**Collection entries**
----
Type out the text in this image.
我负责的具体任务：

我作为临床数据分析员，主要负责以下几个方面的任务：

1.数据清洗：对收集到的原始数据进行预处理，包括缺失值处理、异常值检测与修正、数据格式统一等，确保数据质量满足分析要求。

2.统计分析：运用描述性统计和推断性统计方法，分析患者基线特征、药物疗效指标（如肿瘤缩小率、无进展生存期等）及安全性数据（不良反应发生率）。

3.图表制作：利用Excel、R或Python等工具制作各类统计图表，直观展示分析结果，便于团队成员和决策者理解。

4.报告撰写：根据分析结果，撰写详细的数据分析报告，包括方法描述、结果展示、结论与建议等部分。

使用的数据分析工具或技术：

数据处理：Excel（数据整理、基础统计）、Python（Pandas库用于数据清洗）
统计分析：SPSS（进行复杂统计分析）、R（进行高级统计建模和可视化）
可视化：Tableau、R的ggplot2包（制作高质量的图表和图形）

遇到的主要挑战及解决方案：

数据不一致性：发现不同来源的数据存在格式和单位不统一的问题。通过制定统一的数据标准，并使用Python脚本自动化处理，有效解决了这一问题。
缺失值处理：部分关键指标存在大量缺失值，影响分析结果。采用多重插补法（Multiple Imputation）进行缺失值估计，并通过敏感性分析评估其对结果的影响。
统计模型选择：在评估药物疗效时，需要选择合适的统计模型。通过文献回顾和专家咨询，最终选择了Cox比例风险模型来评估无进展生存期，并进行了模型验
----
Search the listing for the string "统计分析". Copy each line where it turns up.

2.统计分析：运用描述性统计和推断性统计方法，分析患者基线特征、药物疗效指标（如肿瘤缩小率、无进展生存期等）及安全性数据（不良反应发生率）。
统计分析：SPSS（进行复杂统计分析）、R（进行高级统计建模和可视化）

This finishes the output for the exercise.